SECURITIES AND EXCHANGE COMMISSION

Washington, D.C. 20549

 

FORM 8-K

 

CURRENT REPORT

 

Pursuant to Section 13 or 15(d) of the

Securities Exchange Act of 1934

 

Date of Report (Date of earliest event reported):

June 3, 2011

 

Cameron International Corporation

(Exact name of registrant as specified in its charter)

 

Delaware

 

1-13884

 

76-0451843

(State or Other

Jurisdiction of

Incorporation)

 

(Commission

File Number)

 

(IRS Employer

Identification No.)

 

1333 West Loop South, Suite 1700, Houston, Texas

 

77027

(Address of Principal Executive Offices)

 

(Zip Code)

 

Registrant’s telephone number, including area code: 713-513-3300

 

Not Applicable

(Registrant’s Name or Former Address, if Changed Since Last Report)

 

Check the appropriate box below if the Form 8-K filing is intended to simultaneously satisfy the filing obligation of the registrant under any of the following provisions (see General Instruction A.2. below):

 

o    Written communications pursuant to Rule 425 under the Securities Act (17 CFR 230.425)

 

o    Soliciting material pursuant to Rule 14a-12 under the Exchange Act (17 CFR 240.14a-12)

 

o    Pre-commencement communications pursuant to Rule 14d-2(b) under the Exchange Act (17 CFR 240.14d-2(b))

 

o    Pre-commencement communications pursuant to Rule 13e-4(c) under the Exchange Act (17 CFR 240.13e-4(c))
· · · · ·
§ **REQUIRED WORK**:
Name every rule that the Form 8-K cover page cites in its checkbox provisions, with the act each falls under.

§ **DATA**:
· · · · ·
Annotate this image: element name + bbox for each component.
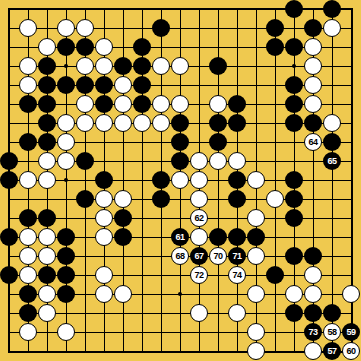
· · · · ·
§ **FINISHED TASK**:
- Rule 425 under the Securities Act (17 CFR 230.425)
- Rule 14a-12 under the Exchange Act (17 CFR 240.14a-12)
- Rule 14d-2(b) under the Exchange Act (17 CFR 240.14d-2(b))
- Rule 13e-4(c) under the Exchange Act (17 CFR 240.13e-4(c))